* _EXERCISE DETAILS_
Reproduce the records below exactly as they appear, omitting any pictures they contain.

* _DATASET_
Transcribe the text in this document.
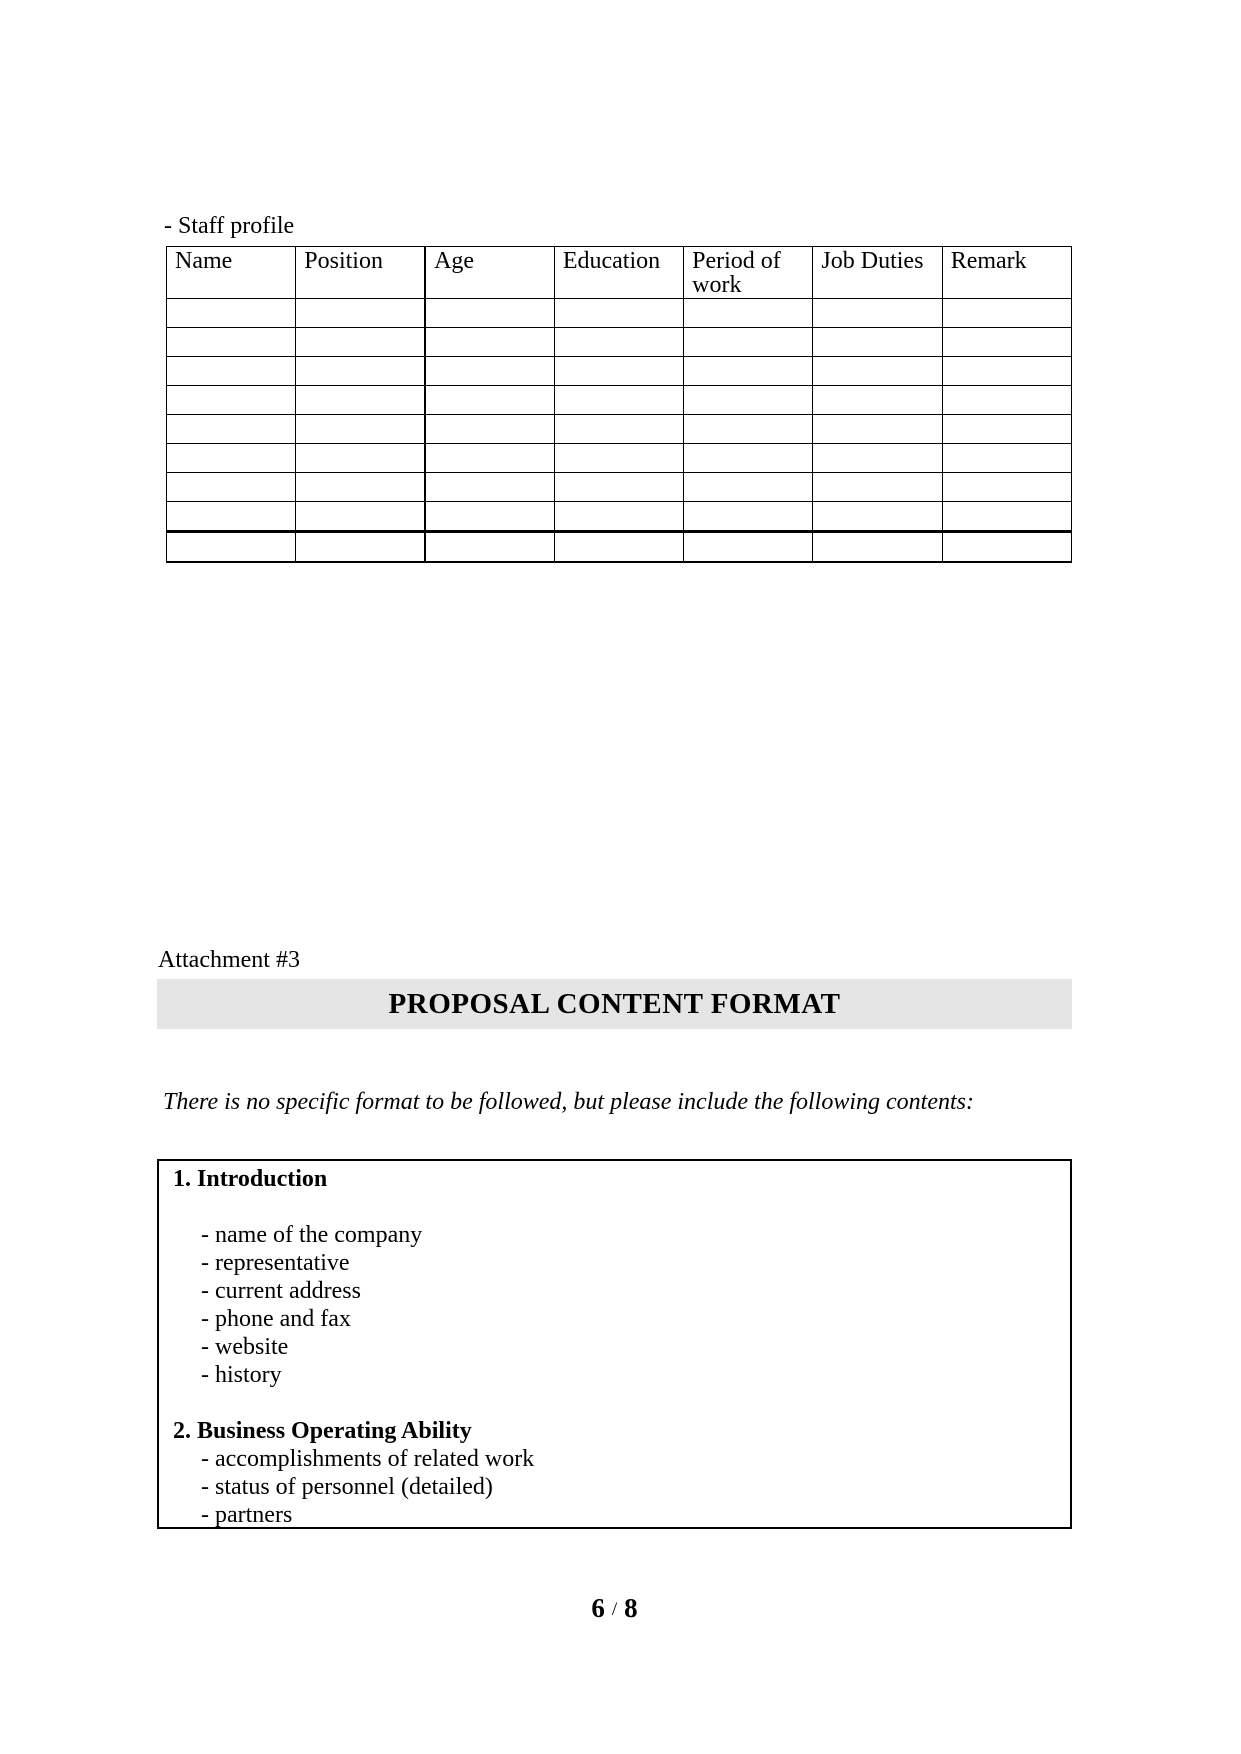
- Staff profile
Name	Position	Age	Education	Period of work	Job Duties	Remark

Attachment #3
PROPOSAL CONTENT FORMAT
There is no specific format to be followed, but please include the following contents:
1. Introduction
- name of the company
- representative
- current address
- phone and fax
- website
- history
2. Business Operating Ability
- accomplishments of related work
- status of personnel (detailed)
- partners
6 / 8
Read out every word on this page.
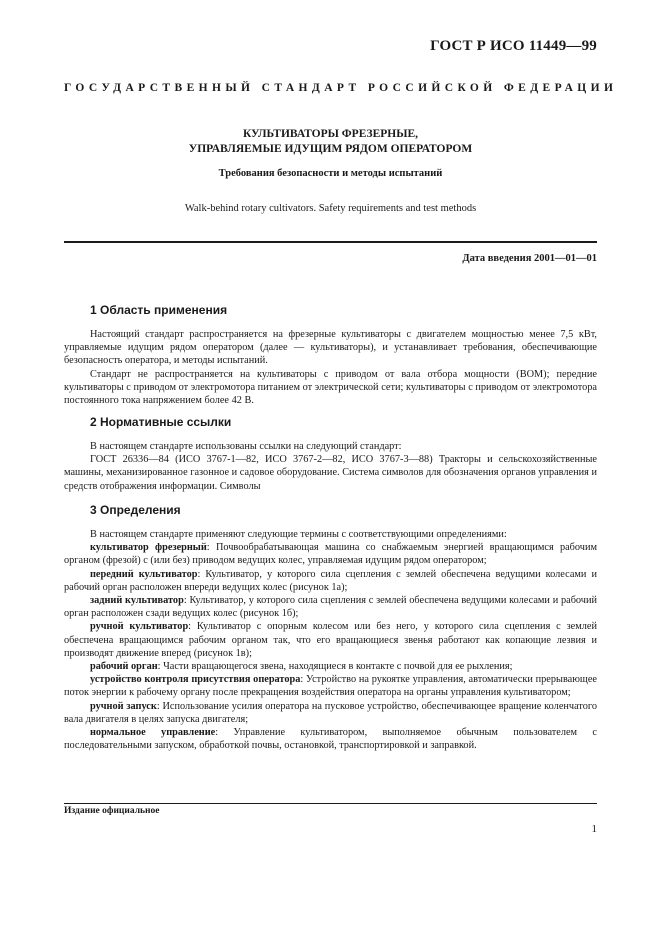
ГОСТ Р ИСО 11449—99
ГОСУДАРСТВЕННЫЙ СТАНДАРТ РОССИЙСКОЙ ФЕДЕРАЦИИ
КУЛЬТИВАТОРЫ ФРЕЗЕРНЫЕ,
УПРАВЛЯЕМЫЕ ИДУЩИМ РЯДОМ ОПЕРАТОРОМ
Требования безопасности и методы испытаний
Walk-behind rotary cultivators. Safety requirements and test methods
Дата введения 2001—01—01
1 Область применения

Настоящий стандарт распространяется на фрезерные культиваторы с двигателем мощностью менее 7,5 кВт, управляемые идущим рядом оператором (далее — культиваторы), и устанавливает требования, обеспечивающие безопасность оператора, и методы испытаний.

Стандарт не распространяется на культиваторы с приводом от вала отбора мощности (ВОМ); передние культиваторы с приводом от электромотора питанием от электрической сети; культиваторы с приводом от электромотора постоянного тока напряжением более 42 В.

2 Нормативные ссылки

В настоящем стандарте использованы ссылки на следующий стандарт:

ГОСТ 26336—84 (ИСО 3767-1—82, ИСО 3767-2—82, ИСО 3767-3—88) Тракторы и сельскохозяйственные машины, механизированное газонное и садовое оборудование. Система символов для обозначения органов управления и средств отображения информации. Символы

3 Определения

В настоящем стандарте применяют следующие термины с соответствующими определениями:

культиватор фрезерный: Почвообрабатывающая машина со снабжаемым энергией вращающимся рабочим органом (фрезой) с (или без) приводом ведущих колес, управляемая идущим рядом оператором;

передний культиватор: Культиватор, у которого сила сцепления с землей обеспечена ведущими колесами и рабочий орган расположен впереди ведущих колес (рисунок 1а);

задний культиватор: Культиватор, у которого сила сцепления с землей обеспечена ведущими колесами и рабочий орган расположен сзади ведущих колес (рисунок 1б);

ручной культиватор: Культиватор с опорным колесом или без него, у которого сила сцепления с землей обеспечена вращающимся рабочим органом так, что его вращающиеся звенья работают как копающие лезвия и производят движение вперед (рисунок 1в);

рабочий орган: Части вращающегося звена, находящиеся в контакте с почвой для ее рыхления;

устройство контроля присутствия оператора: Устройство на рукоятке управления, автоматически прерывающее поток энергии к рабочему органу после прекращения воздействия оператора на органы управления культиватором;

ручной запуск: Использование усилия оператора на пусковое устройство, обеспечивающее вращение коленчатого вала двигателя в целях запуска двигателя;

нормальное управление: Управление культиватором, выполняемое обычным пользователем с последовательными запуском, обработкой почвы, остановкой, транспортировкой и заправкой.

Издание официальное
1
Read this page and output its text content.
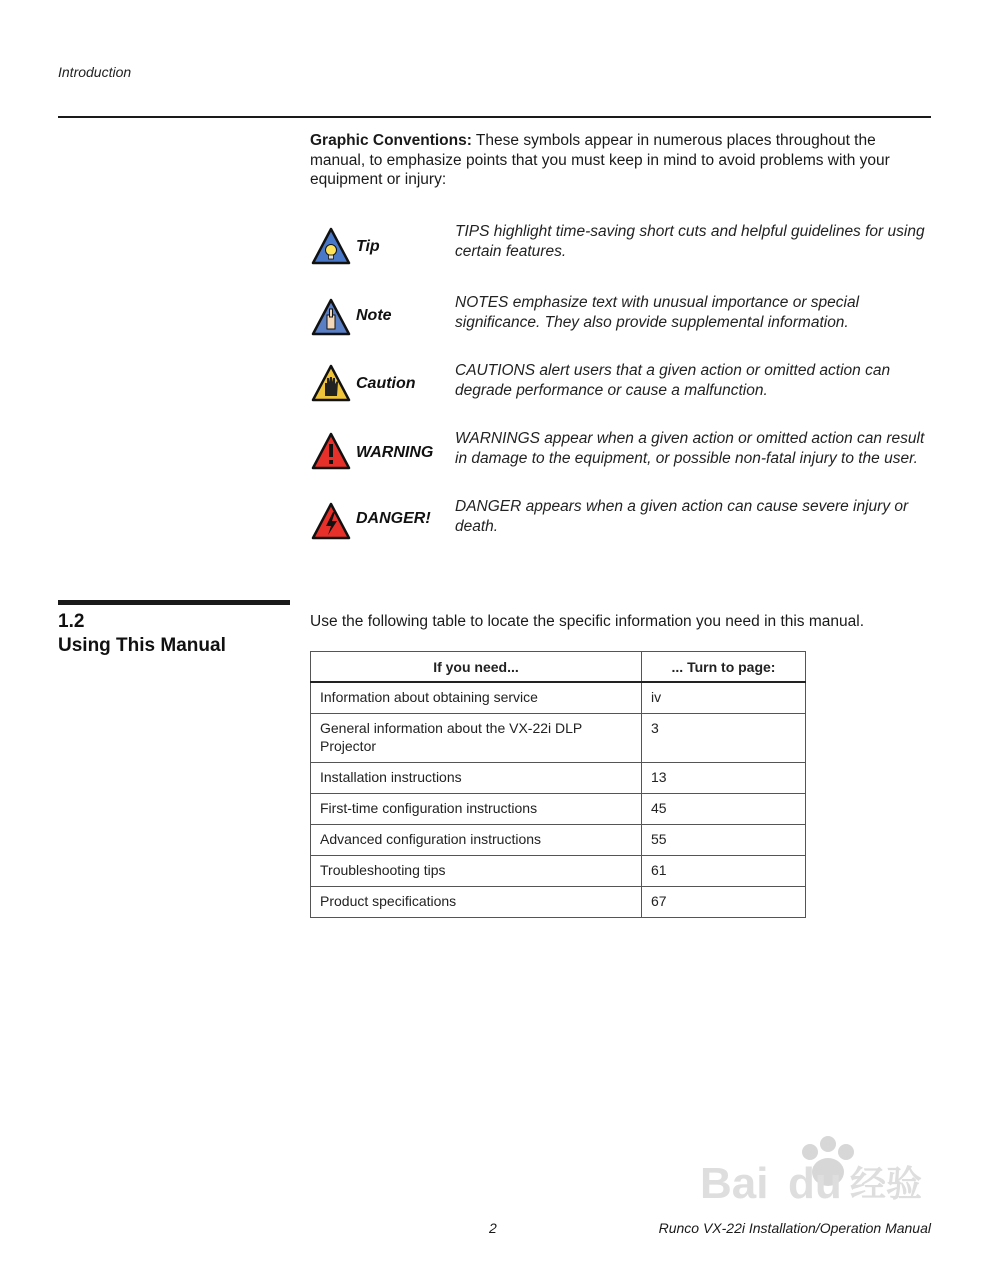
Introduction
Graphic Conventions: These symbols appear in numerous places throughout the manual, to emphasize points that you must keep in mind to avoid problems with your equipment or injury:
Tip
TIPS highlight time-saving short cuts and helpful guidelines for using certain features.
Note
NOTES emphasize text with unusual importance or special significance. They also provide supplemental information.
Caution
CAUTIONS alert users that a given action or omitted action can degrade performance or cause a malfunction.
WARNING
WARNINGS appear when a given action or omitted action can result in damage to the equipment, or possible non-fatal injury to the user.
DANGER!
DANGER appears when a given action can cause severe injury or death.
1.2
Using This Manual
Use the following table to locate the specific information you need in this manual.
If you need...	... Turn to page:
Information about obtaining service	iv
General information about the VX-22i DLP Projector	3
Installation instructions	13
First-time configuration instructions	45
Advanced configuration instructions	55
Troubleshooting tips	61
Product specifications	67
Bai du 经验
2	Runco VX-22i Installation/Operation Manual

* _TASK RESPONSE_
Transcribe the text in this document.
- Staff profile
Name	Position	Age	Education	Period of work	Job Duties	Remark

Attachment #3
PROPOSAL CONTENT FORMAT
There is no specific format to be followed, but please include the following contents:
1. Introduction
- name of the company
- representative
- current address
- phone and fax
- website
- history
2. Business Operating Ability
- accomplishments of related work
- status of personnel (detailed)
- partners
6 / 8
Read out every word on this page.
ГОСТ Р ИСО 11449—99
ГОСУДАРСТВЕННЫЙ СТАНДАРТ РОССИЙСКОЙ ФЕДЕРАЦИИ
КУЛЬТИВАТОРЫ ФРЕЗЕРНЫЕ,
УПРАВЛЯЕМЫЕ ИДУЩИМ РЯДОМ ОПЕРАТОРОМ
Требования безопасности и методы испытаний
Walk-behind rotary cultivators. Safety requirements and test methods
Дата введения 2001—01—01
1 Область применения

Настоящий стандарт распространяется на фрезерные культиваторы с двигателем мощностью менее 7,5 кВт, управляемые идущим рядом оператором (далее — культиваторы), и устанавливает требования, обеспечивающие безопасность оператора, и методы испытаний.

Стандарт не распространяется на культиваторы с приводом от вала отбора мощности (ВОМ); передние культиваторы с приводом от электромотора питанием от электрической сети; культиваторы с приводом от электромотора постоянного тока напряжением более 42 В.

2 Нормативные ссылки

В настоящем стандарте использованы ссылки на следующий стандарт:

ГОСТ 26336—84 (ИСО 3767-1—82, ИСО 3767-2—82, ИСО 3767-3—88) Тракторы и сельскохозяйственные машины, механизированное газонное и садовое оборудование. Система символов для обозначения органов управления и средств отображения информации. Символы

3 Определения

В настоящем стандарте применяют следующие термины с соответствующими определениями:

культиватор фрезерный: Почвообрабатывающая машина со снабжаемым энергией вращающимся рабочим органом (фрезой) с (или без) приводом ведущих колес, управляемая идущим рядом оператором;

передний культиватор: Культиватор, у которого сила сцепления с землей обеспечена ведущими колесами и рабочий орган расположен впереди ведущих колес (рисунок 1а);

задний культиватор: Культиватор, у которого сила сцепления с землей обеспечена ведущими колесами и рабочий орган расположен сзади ведущих колес (рисунок 1б);

ручной культиватор: Культиватор с опорным колесом или без него, у которого сила сцепления с землей обеспечена вращающимся рабочим органом так, что его вращающиеся звенья работают как копающие лезвия и производят движение вперед (рисунок 1в);

рабочий орган: Части вращающегося звена, находящиеся в контакте с почвой для ее рыхления;

устройство контроля присутствия оператора: Устройство на рукоятке управления, автоматически прерывающее поток энергии к рабочему органу после прекращения воздействия оператора на органы управления культиватором;

ручной запуск: Использование усилия оператора на пусковое устройство, обеспечивающее вращение коленчатого вала двигателя в целях запуска двигателя;

нормальное управление: Управление культиватором, выполняемое обычным пользователем с последовательными запуском, обработкой почвы, остановкой, транспортировкой и заправкой.

Издание официальное
1
Read this page and output its text content.
Introduction
Graphic Conventions: These symbols appear in numerous places throughout the manual, to emphasize points that you must keep in mind to avoid problems with your equipment or injury:
Tip
TIPS highlight time-saving short cuts and helpful guidelines for using certain features.
Note
NOTES emphasize text with unusual importance or special significance. They also provide supplemental information.
Caution
CAUTIONS alert users that a given action or omitted action can degrade performance or cause a malfunction.
WARNING
WARNINGS appear when a given action or omitted action can result in damage to the equipment, or possible non-fatal injury to the user.
DANGER!
DANGER appears when a given action can cause severe injury or death.
1.2
Using This Manual
Use the following table to locate the specific information you need in this manual.
If you need...	... Turn to page:
Information about obtaining service	iv
General information about the VX-22i DLP Projector	3
Installation instructions	13
First-time configuration instructions	45
Advanced configuration instructions	55
Troubleshooting tips	61
Product specifications	67
Bai du 经验
2	Runco VX-22i Installation/Operation Manual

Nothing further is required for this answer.